__WORK TO COMPLETE__: Rewrite all the records with every "gridline" swapped for "grid-line", keeping everything else the same and leaving out the pictures.

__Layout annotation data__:
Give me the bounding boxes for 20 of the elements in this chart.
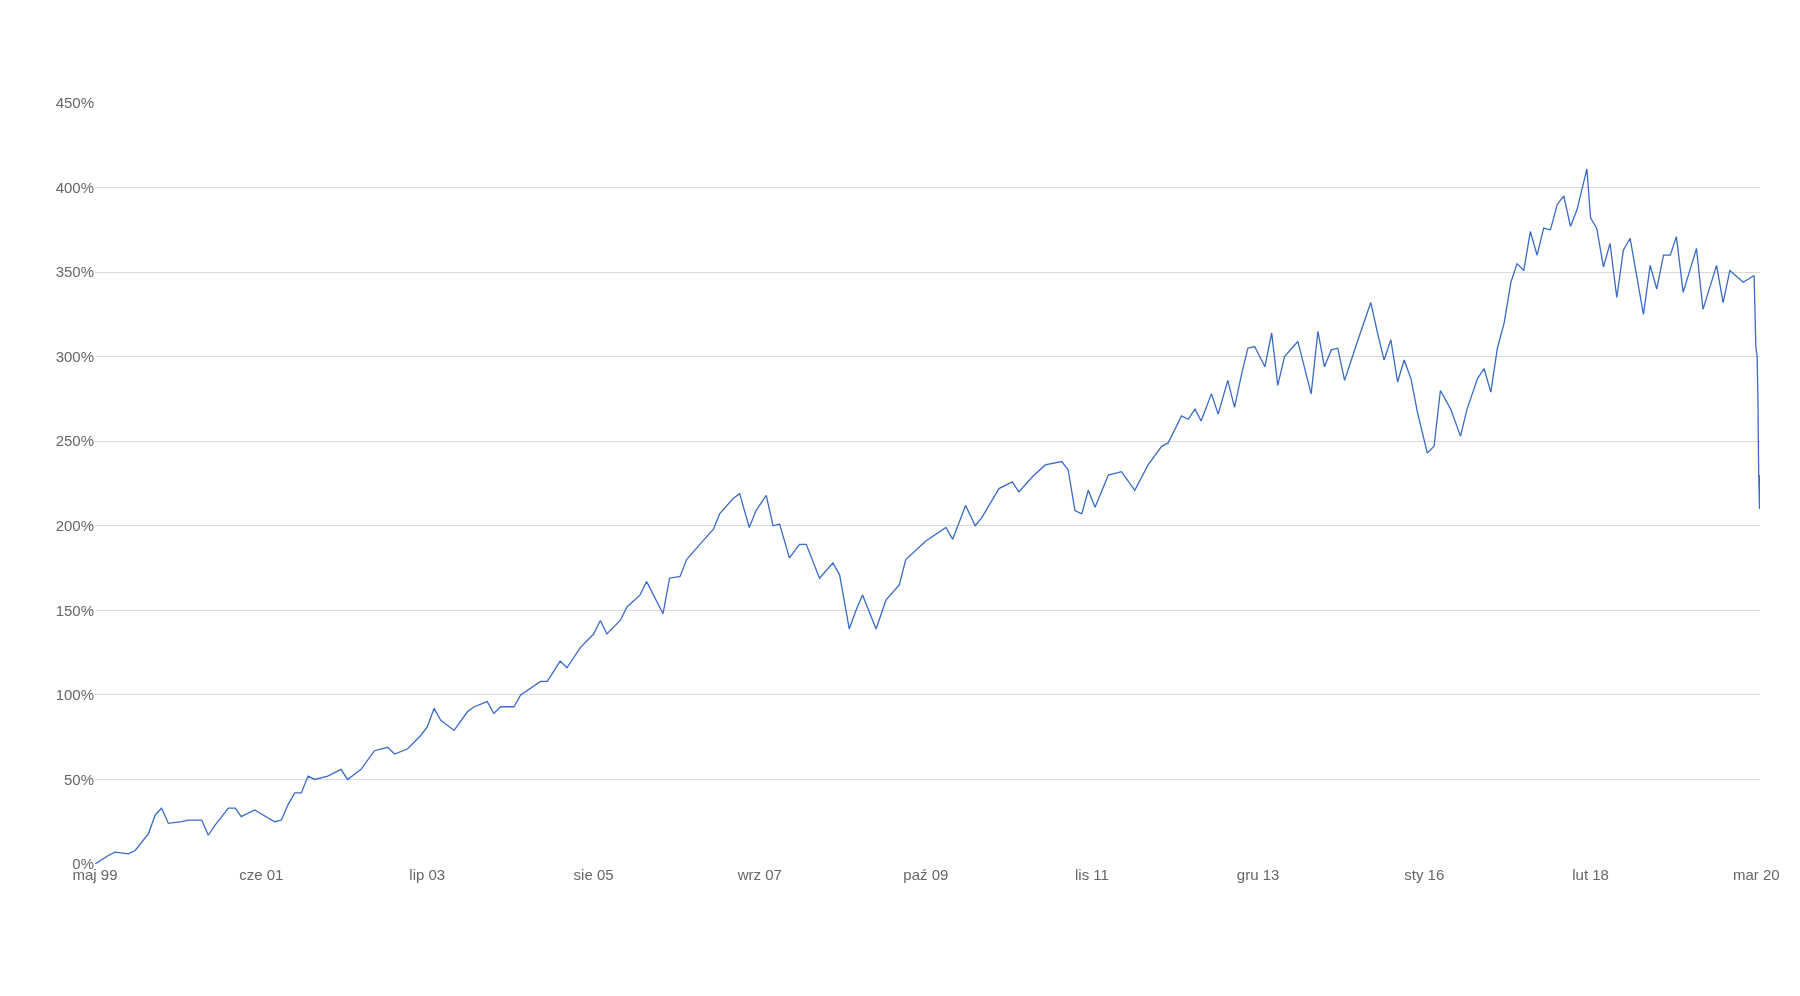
line-series	[95, 168, 1760, 864]
y-tick-label: 450%	[55, 94, 94, 112]
x-tick-label: paź 09	[903, 866, 949, 883]
x-tick-label: mar 20	[1732, 866, 1780, 883]
y-tick-label: 350%	[55, 263, 94, 281]
y-tick-label: 300%	[55, 347, 94, 365]
y-tick-label: 200%	[55, 517, 94, 535]
x-tick-label: cze 01	[239, 866, 284, 883]
y-tick-label: 250%	[55, 432, 94, 450]
y-tick-label: 400%	[55, 178, 94, 196]
y-tick-label: 100%	[55, 686, 94, 704]
x-tick-label: gru 13	[1236, 866, 1280, 883]
x-tick-label: sie 05	[573, 866, 614, 883]
y-tick-label: 150%	[55, 601, 94, 619]
x-tick-label: lip 03	[409, 866, 446, 883]
x-tick-label: lis 11	[1075, 866, 1109, 883]
x-tick-label: wrz 07	[736, 866, 782, 883]
y-tick-label: 50%	[63, 770, 94, 788]
x-tick-label: sty 16	[1404, 866, 1445, 883]
x-tick-label: lut 18	[1572, 866, 1609, 883]
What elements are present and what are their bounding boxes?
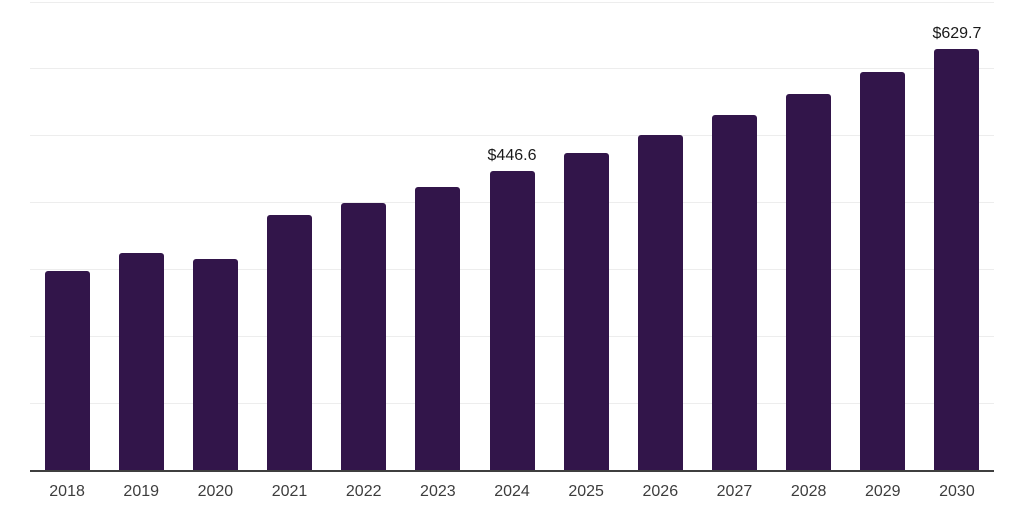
plot-area: 2018 2019 2020 2021 2022 2023 $446.6 2024 2025 20…: [30, 0, 994, 512]
bar-2021: [267, 215, 313, 470]
bar-2020: [192, 258, 238, 470]
x-tick-label-2019: 2019: [123, 483, 160, 500]
x-tick-label-2018: 2018: [49, 483, 85, 500]
x-tick-label-2026: 2026: [642, 483, 679, 500]
x-tick-label-2027: 2027: [716, 483, 753, 500]
bar-2025: [563, 153, 609, 470]
x-tick-label-2022: 2022: [345, 483, 382, 500]
x-tick-label-2030: 2030: [939, 483, 975, 500]
bar-2027: [711, 115, 757, 470]
x-tick-label-2025: 2025: [568, 483, 604, 500]
gridline: [30, 68, 994, 70]
bar-2023: [415, 187, 461, 470]
gridline: [30, 1, 994, 3]
bar-value-label-2030: $629.7: [932, 24, 982, 42]
bar-2029: [860, 72, 906, 470]
x-axis-line: [30, 470, 994, 472]
bar-2026: [637, 134, 683, 470]
bar-2018: [44, 270, 90, 470]
x-tick-label-2021: 2021: [271, 483, 308, 500]
bar-value-label-2024: $446.6: [487, 147, 537, 165]
bar-2022: [341, 202, 387, 470]
gridline: [30, 135, 994, 137]
bar-2019: [118, 253, 164, 470]
x-tick-label-2020: 2020: [197, 483, 234, 500]
x-tick-label-2024: 2024: [494, 483, 530, 500]
bar-2024: [489, 171, 535, 470]
bar-2030: [934, 48, 980, 470]
x-tick-label-2028: 2028: [790, 483, 827, 500]
x-tick-label-2023: 2023: [420, 483, 456, 500]
bar-2028: [786, 93, 832, 470]
x-tick-label-2029: 2029: [864, 483, 901, 500]
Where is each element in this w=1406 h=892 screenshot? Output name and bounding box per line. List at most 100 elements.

__EXERCISE SOLUTION__:
Give me the bounding boxes for 20 of the elements in this chart.
line-series	[95, 168, 1760, 864]
y-tick-label: 450%	[55, 94, 94, 112]
x-tick-label: paź 09	[903, 866, 949, 883]
x-tick-label: mar 20	[1732, 866, 1780, 883]
y-tick-label: 350%	[55, 263, 94, 281]
y-tick-label: 300%	[55, 347, 94, 365]
y-tick-label: 200%	[55, 517, 94, 535]
x-tick-label: cze 01	[239, 866, 284, 883]
y-tick-label: 250%	[55, 432, 94, 450]
y-tick-label: 400%	[55, 178, 94, 196]
y-tick-label: 100%	[55, 686, 94, 704]
x-tick-label: gru 13	[1236, 866, 1280, 883]
x-tick-label: sie 05	[573, 866, 614, 883]
y-tick-label: 150%	[55, 601, 94, 619]
x-tick-label: lip 03	[409, 866, 446, 883]
x-tick-label: lis 11	[1075, 866, 1109, 883]
x-tick-label: wrz 07	[736, 866, 782, 883]
y-tick-label: 50%	[63, 770, 94, 788]
x-tick-label: sty 16	[1404, 866, 1445, 883]
x-tick-label: lut 18	[1572, 866, 1609, 883]
What elements are present and what are their bounding boxes?
plot-area: 2018 2019 2020 2021 2022 2023 $446.6 2024 2025 20…: [30, 0, 994, 512]
bar-2021: [267, 215, 313, 470]
bar-2020: [192, 258, 238, 470]
x-tick-label-2019: 2019: [123, 483, 160, 500]
x-tick-label-2018: 2018: [49, 483, 85, 500]
x-tick-label-2026: 2026: [642, 483, 679, 500]
x-tick-label-2027: 2027: [716, 483, 753, 500]
bar-2025: [563, 153, 609, 470]
x-tick-label-2022: 2022: [345, 483, 382, 500]
x-tick-label-2030: 2030: [939, 483, 975, 500]
bar-2027: [711, 115, 757, 470]
x-tick-label-2025: 2025: [568, 483, 604, 500]
grid-line: [30, 68, 994, 70]
bar-2023: [415, 187, 461, 470]
grid-line: [30, 1, 994, 3]
bar-value-label-2030: $629.7: [932, 24, 982, 42]
bar-2029: [860, 72, 906, 470]
x-axis-line: [30, 470, 994, 472]
bar-2026: [637, 134, 683, 470]
bar-2018: [44, 270, 90, 470]
x-tick-label-2021: 2021: [271, 483, 308, 500]
bar-value-label-2024: $446.6: [487, 147, 537, 165]
bar-2022: [341, 202, 387, 470]
grid-line: [30, 135, 994, 137]
bar-2019: [118, 253, 164, 470]
x-tick-label-2020: 2020: [197, 483, 234, 500]
x-tick-label-2024: 2024: [494, 483, 530, 500]
bar-2024: [489, 171, 535, 470]
bar-2030: [934, 48, 980, 470]
x-tick-label-2028: 2028: [790, 483, 827, 500]
x-tick-label-2023: 2023: [420, 483, 456, 500]
bar-2028: [786, 93, 832, 470]
x-tick-label-2029: 2029: [864, 483, 901, 500]
Where is each element in this w=1406 h=892 screenshot? Output name and bounding box per line. List at most 100 elements.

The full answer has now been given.